- REQUIREMENT
Within the material below, find each line bearing the word "Strongly" and present it.

[INPUT DATA start]

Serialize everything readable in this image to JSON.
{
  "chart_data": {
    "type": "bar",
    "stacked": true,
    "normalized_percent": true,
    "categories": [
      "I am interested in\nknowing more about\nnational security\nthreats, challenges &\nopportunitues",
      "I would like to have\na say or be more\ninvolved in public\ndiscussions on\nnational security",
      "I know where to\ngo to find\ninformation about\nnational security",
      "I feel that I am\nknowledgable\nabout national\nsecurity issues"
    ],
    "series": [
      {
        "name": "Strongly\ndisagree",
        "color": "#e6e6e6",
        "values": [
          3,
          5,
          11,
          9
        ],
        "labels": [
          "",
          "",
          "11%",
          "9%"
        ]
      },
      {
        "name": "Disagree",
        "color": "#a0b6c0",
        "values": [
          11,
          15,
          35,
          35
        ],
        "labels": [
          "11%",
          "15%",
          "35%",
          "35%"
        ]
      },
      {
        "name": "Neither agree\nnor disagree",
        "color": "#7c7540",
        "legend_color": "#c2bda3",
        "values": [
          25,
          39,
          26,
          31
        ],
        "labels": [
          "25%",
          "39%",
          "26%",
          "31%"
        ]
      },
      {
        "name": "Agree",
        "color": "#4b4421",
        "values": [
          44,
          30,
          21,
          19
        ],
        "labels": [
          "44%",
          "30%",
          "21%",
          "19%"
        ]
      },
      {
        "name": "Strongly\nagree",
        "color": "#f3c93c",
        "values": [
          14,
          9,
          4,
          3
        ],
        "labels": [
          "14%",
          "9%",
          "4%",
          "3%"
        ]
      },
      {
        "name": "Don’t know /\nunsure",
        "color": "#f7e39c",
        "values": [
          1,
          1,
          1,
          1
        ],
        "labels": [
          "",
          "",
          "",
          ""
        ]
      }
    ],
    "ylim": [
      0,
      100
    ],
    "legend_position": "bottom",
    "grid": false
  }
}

[INPUT DATA end]

- EXERCISE RESPONSE
        "name": "Strongly\ndisagree",
        "name": "Strongly\nagree",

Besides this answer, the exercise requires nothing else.